WORK TO BE COMPLETED — Copy the data that follows, character for character, minus the pictures.

INPUT RECORDS —
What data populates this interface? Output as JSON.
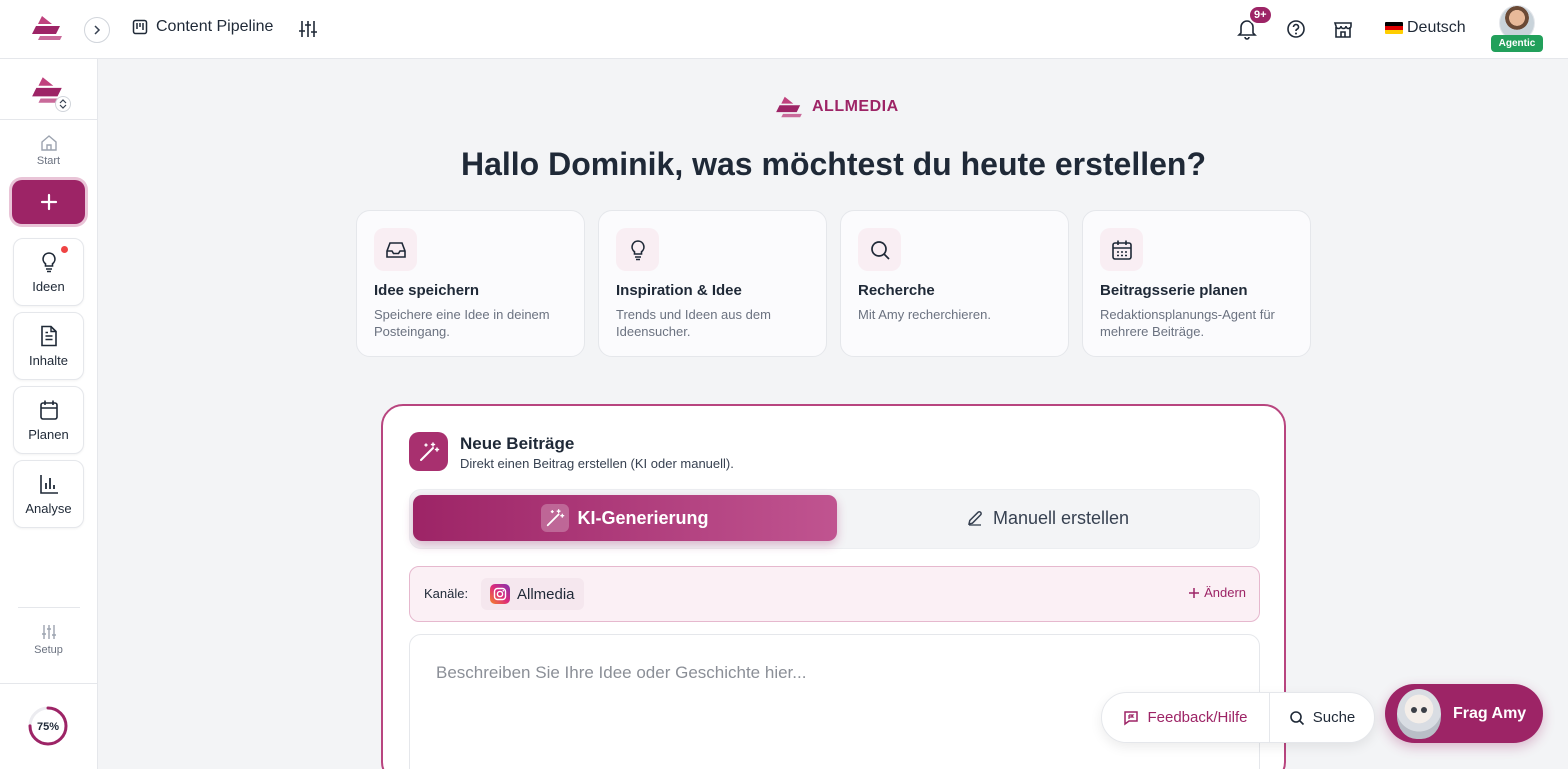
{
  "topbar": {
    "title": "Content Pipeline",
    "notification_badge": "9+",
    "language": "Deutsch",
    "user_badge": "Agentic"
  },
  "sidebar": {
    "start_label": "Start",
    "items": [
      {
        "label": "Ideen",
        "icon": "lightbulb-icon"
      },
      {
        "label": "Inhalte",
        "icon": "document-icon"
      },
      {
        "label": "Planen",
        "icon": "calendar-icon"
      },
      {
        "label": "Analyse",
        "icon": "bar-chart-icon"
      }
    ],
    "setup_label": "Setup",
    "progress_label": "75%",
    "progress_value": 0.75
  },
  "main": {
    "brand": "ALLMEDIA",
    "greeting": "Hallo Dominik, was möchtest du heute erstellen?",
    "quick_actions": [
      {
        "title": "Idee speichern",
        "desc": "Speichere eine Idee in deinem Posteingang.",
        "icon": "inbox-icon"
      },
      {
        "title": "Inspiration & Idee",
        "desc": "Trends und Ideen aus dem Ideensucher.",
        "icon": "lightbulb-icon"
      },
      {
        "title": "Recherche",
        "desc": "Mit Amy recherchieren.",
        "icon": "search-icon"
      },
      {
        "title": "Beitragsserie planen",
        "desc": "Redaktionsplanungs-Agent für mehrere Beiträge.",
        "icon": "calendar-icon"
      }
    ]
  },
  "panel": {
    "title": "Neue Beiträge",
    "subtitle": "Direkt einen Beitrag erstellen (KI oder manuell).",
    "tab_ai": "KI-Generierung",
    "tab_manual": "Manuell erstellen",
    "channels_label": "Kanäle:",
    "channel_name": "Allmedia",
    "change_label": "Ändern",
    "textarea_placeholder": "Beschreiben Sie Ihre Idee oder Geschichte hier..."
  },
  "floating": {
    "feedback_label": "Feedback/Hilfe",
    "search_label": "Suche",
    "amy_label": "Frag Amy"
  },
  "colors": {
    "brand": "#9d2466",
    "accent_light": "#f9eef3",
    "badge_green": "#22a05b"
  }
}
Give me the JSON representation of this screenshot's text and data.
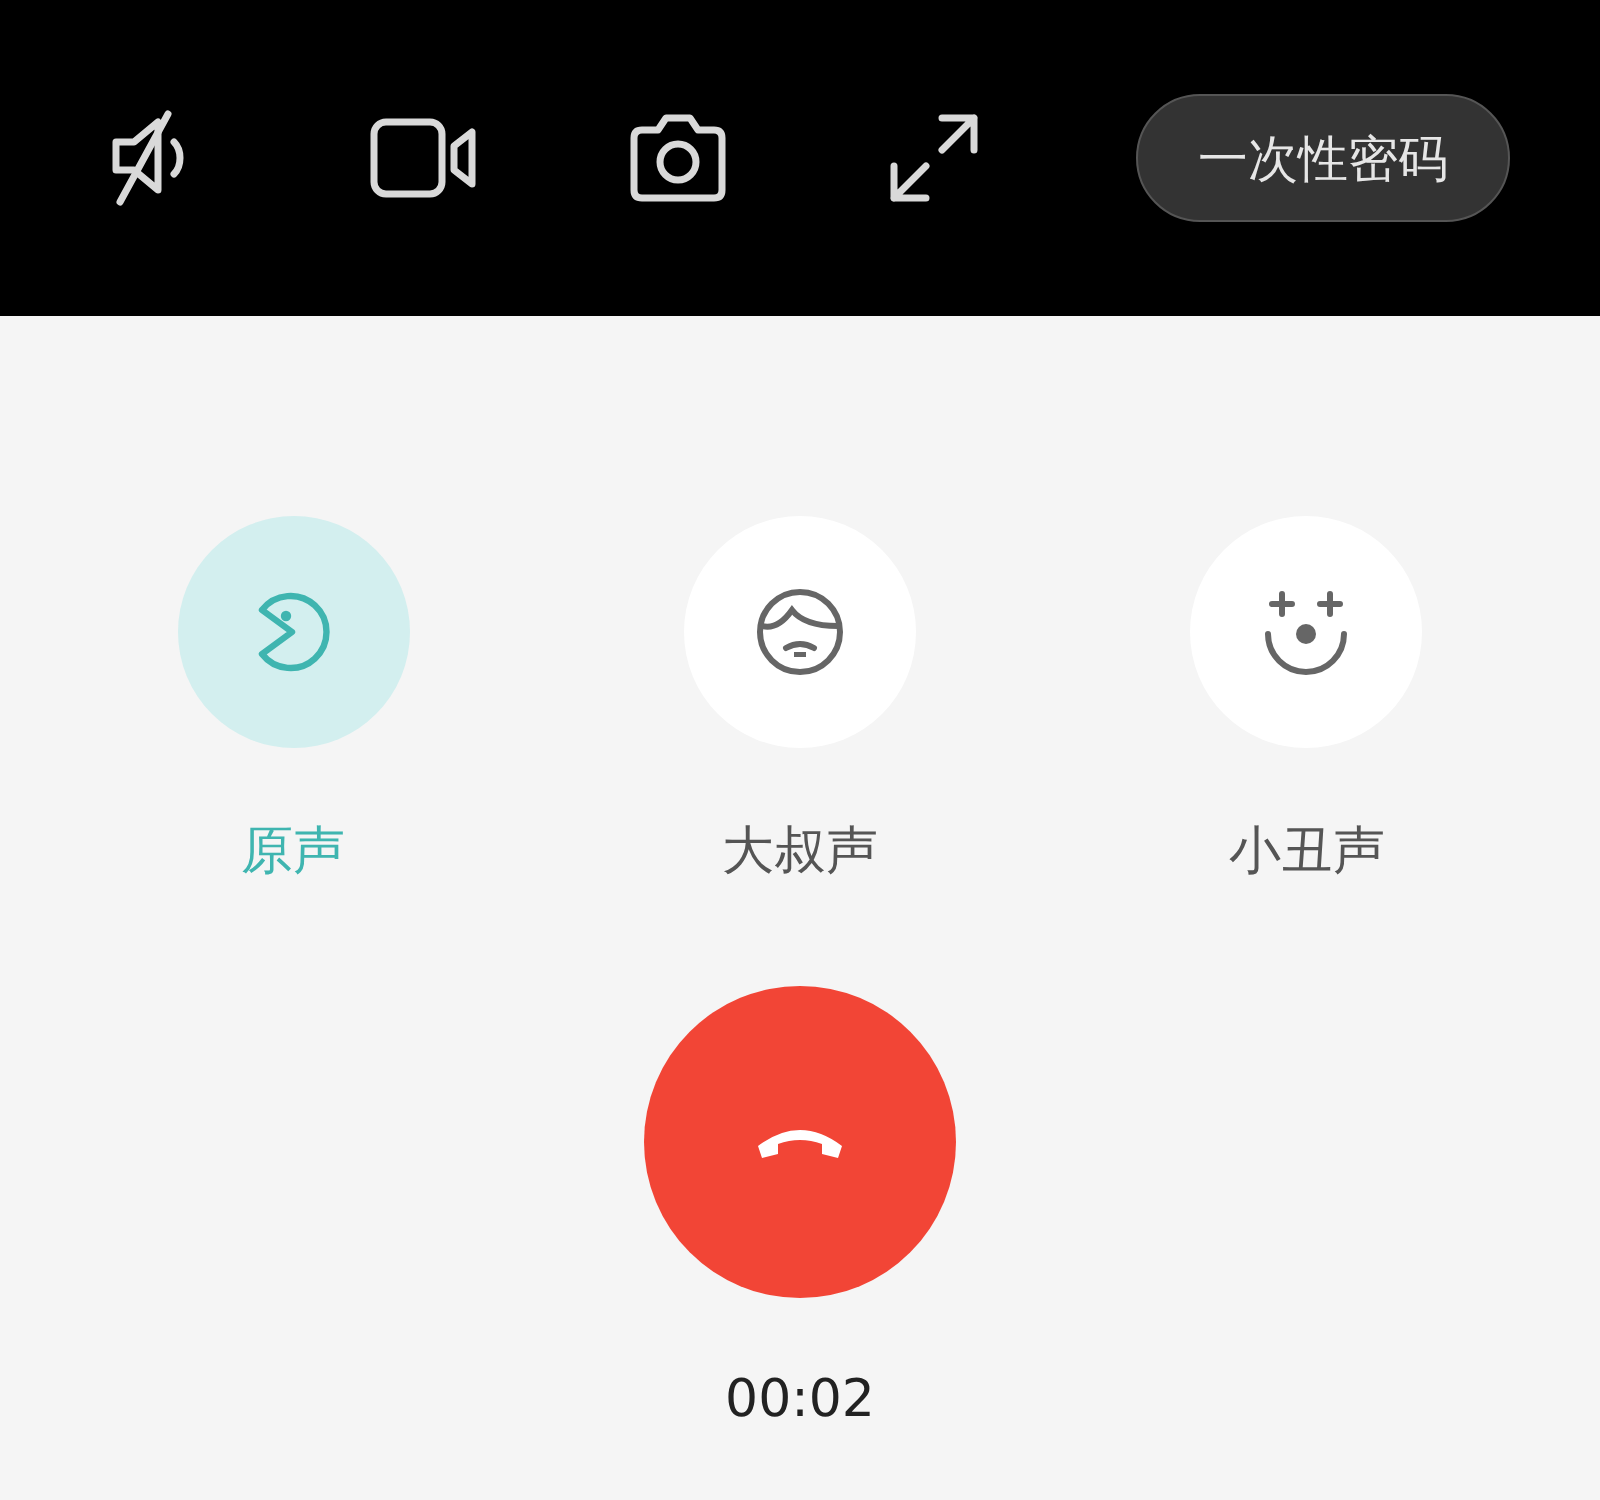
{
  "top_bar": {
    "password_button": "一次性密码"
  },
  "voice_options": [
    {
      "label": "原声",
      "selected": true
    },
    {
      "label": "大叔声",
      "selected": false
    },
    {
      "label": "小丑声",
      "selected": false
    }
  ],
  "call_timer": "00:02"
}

FULL RESPONSE —
What data populates this interface? Output as JSON.
{
  "topbar": {
    "title": "Content Pipeline",
    "notification_badge": "9+",
    "language": "Deutsch",
    "user_badge": "Agentic"
  },
  "sidebar": {
    "start_label": "Start",
    "items": [
      {
        "label": "Ideen",
        "icon": "lightbulb-icon"
      },
      {
        "label": "Inhalte",
        "icon": "document-icon"
      },
      {
        "label": "Planen",
        "icon": "calendar-icon"
      },
      {
        "label": "Analyse",
        "icon": "bar-chart-icon"
      }
    ],
    "setup_label": "Setup",
    "progress_label": "75%",
    "progress_value": 0.75
  },
  "main": {
    "brand": "ALLMEDIA",
    "greeting": "Hallo Dominik, was möchtest du heute erstellen?",
    "quick_actions": [
      {
        "title": "Idee speichern",
        "desc": "Speichere eine Idee in deinem Posteingang.",
        "icon": "inbox-icon"
      },
      {
        "title": "Inspiration & Idee",
        "desc": "Trends und Ideen aus dem Ideensucher.",
        "icon": "lightbulb-icon"
      },
      {
        "title": "Recherche",
        "desc": "Mit Amy recherchieren.",
        "icon": "search-icon"
      },
      {
        "title": "Beitragsserie planen",
        "desc": "Redaktionsplanungs-Agent für mehrere Beiträge.",
        "icon": "calendar-icon"
      }
    ]
  },
  "panel": {
    "title": "Neue Beiträge",
    "subtitle": "Direkt einen Beitrag erstellen (KI oder manuell).",
    "tab_ai": "KI-Generierung",
    "tab_manual": "Manuell erstellen",
    "channels_label": "Kanäle:",
    "channel_name": "Allmedia",
    "change_label": "Ändern",
    "textarea_placeholder": "Beschreiben Sie Ihre Idee oder Geschichte hier..."
  },
  "floating": {
    "feedback_label": "Feedback/Hilfe",
    "search_label": "Suche",
    "amy_label": "Frag Amy"
  },
  "colors": {
    "brand": "#9d2466",
    "accent_light": "#f9eef3",
    "badge_green": "#22a05b"
  }
}
Give me the JSON representation of this screenshot's text and data.
{
  "top_bar": {
    "password_button": "一次性密码"
  },
  "voice_options": [
    {
      "label": "原声",
      "selected": true
    },
    {
      "label": "大叔声",
      "selected": false
    },
    {
      "label": "小丑声",
      "selected": false
    }
  ],
  "call_timer": "00:02"
}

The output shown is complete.